- **Work to complete**
Transcribe every entry word for word, leaving out all images.

━━━━━━━━━━

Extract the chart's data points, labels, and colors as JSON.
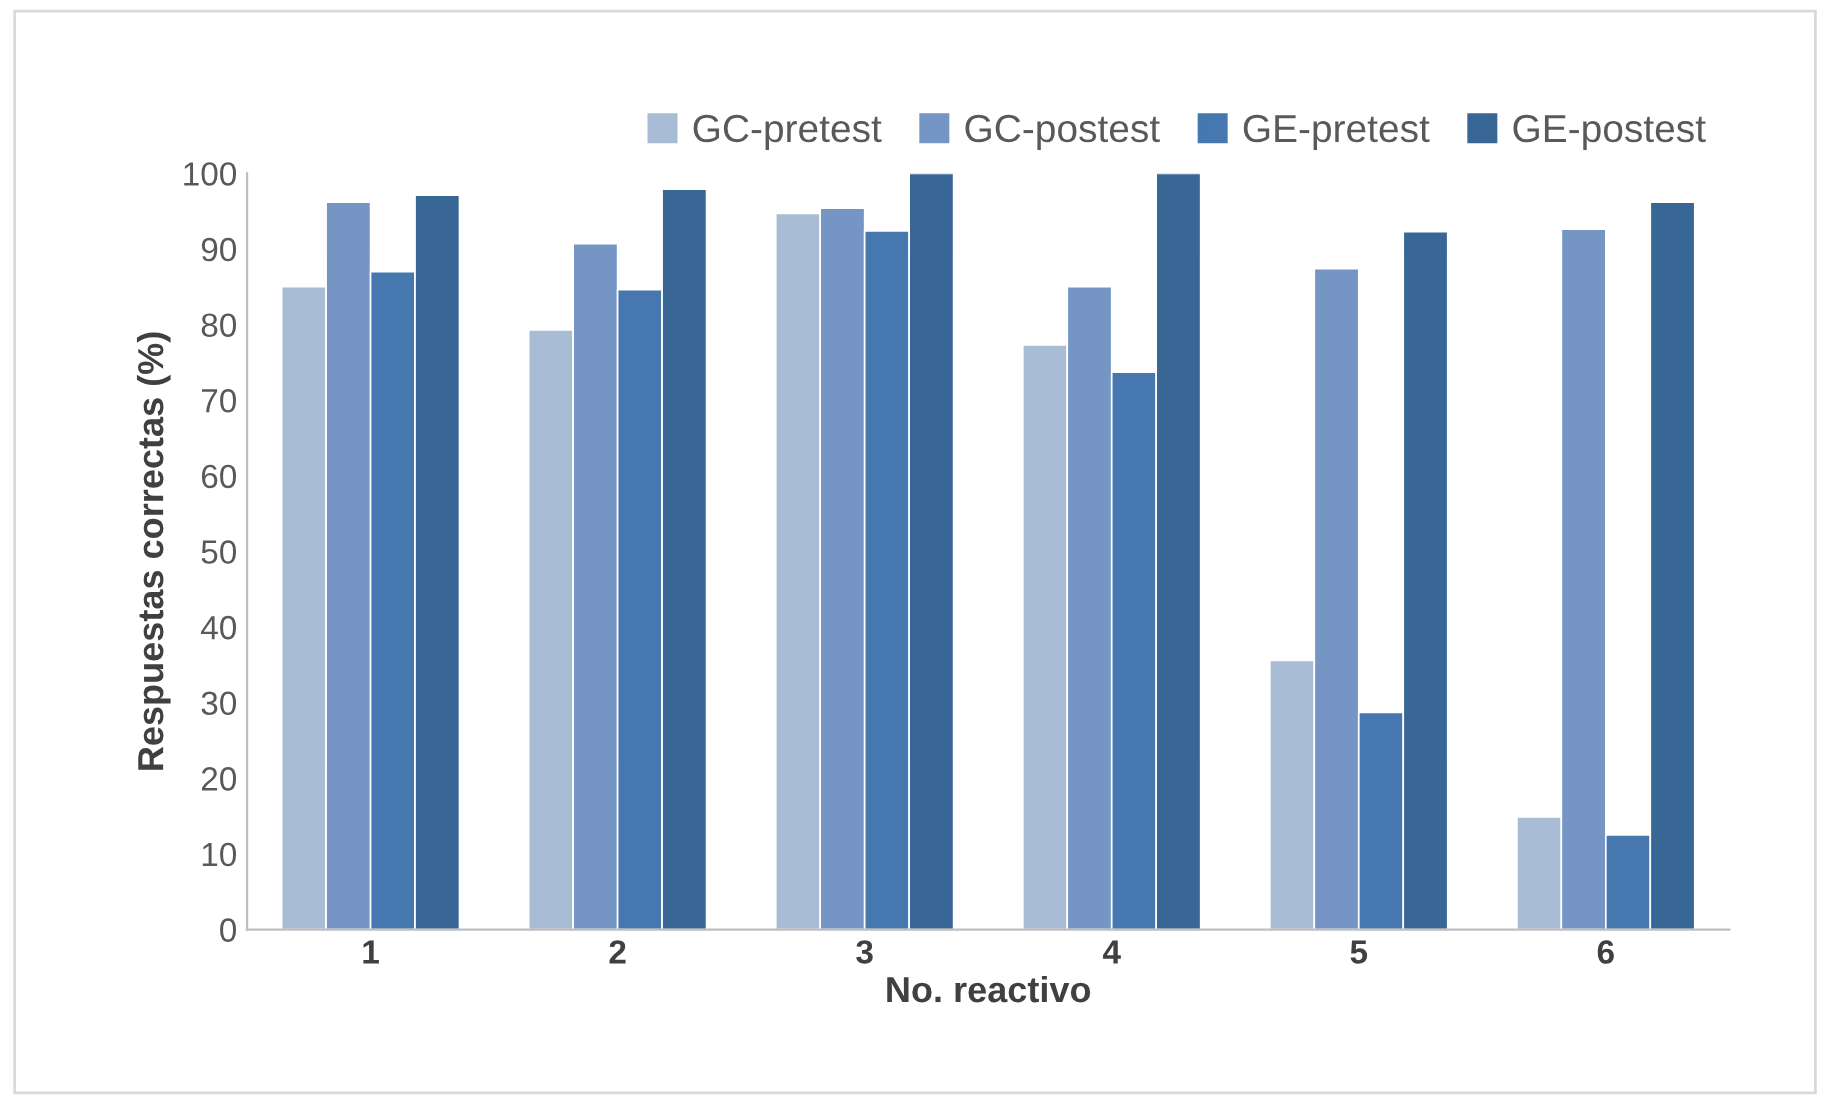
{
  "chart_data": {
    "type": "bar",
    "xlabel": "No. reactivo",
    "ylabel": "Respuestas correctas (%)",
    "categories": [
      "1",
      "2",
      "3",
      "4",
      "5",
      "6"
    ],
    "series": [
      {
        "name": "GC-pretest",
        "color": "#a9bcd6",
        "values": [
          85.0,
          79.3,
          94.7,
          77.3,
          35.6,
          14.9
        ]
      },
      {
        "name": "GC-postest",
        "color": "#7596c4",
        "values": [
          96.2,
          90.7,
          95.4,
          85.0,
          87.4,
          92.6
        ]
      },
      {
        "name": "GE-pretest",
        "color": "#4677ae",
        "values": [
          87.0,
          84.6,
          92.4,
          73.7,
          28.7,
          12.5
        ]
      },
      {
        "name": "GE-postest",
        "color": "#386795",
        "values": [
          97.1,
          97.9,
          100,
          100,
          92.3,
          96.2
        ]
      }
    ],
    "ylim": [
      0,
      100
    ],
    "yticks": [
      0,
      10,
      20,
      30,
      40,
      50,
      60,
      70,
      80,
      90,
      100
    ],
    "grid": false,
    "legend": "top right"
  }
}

━━━━━━━━━━

- **Full response**
Extract the chart's data points, labels, and colors as JSON.
{
  "chart_data": {
    "type": "bar",
    "xlabel": "No. reactivo",
    "ylabel": "Respuestas correctas (%)",
    "categories": [
      "1",
      "2",
      "3",
      "4",
      "5",
      "6"
    ],
    "series": [
      {
        "name": "GC-pretest",
        "color": "#a9bcd6",
        "values": [
          85.0,
          79.3,
          94.7,
          77.3,
          35.6,
          14.9
        ]
      },
      {
        "name": "GC-postest",
        "color": "#7596c4",
        "values": [
          96.2,
          90.7,
          95.4,
          85.0,
          87.4,
          92.6
        ]
      },
      {
        "name": "GE-pretest",
        "color": "#4677ae",
        "values": [
          87.0,
          84.6,
          92.4,
          73.7,
          28.7,
          12.5
        ]
      },
      {
        "name": "GE-postest",
        "color": "#386795",
        "values": [
          97.1,
          97.9,
          100,
          100,
          92.3,
          96.2
        ]
      }
    ],
    "ylim": [
      0,
      100
    ],
    "yticks": [
      0,
      10,
      20,
      30,
      40,
      50,
      60,
      70,
      80,
      90,
      100
    ],
    "grid": false,
    "legend": "top right"
  }
}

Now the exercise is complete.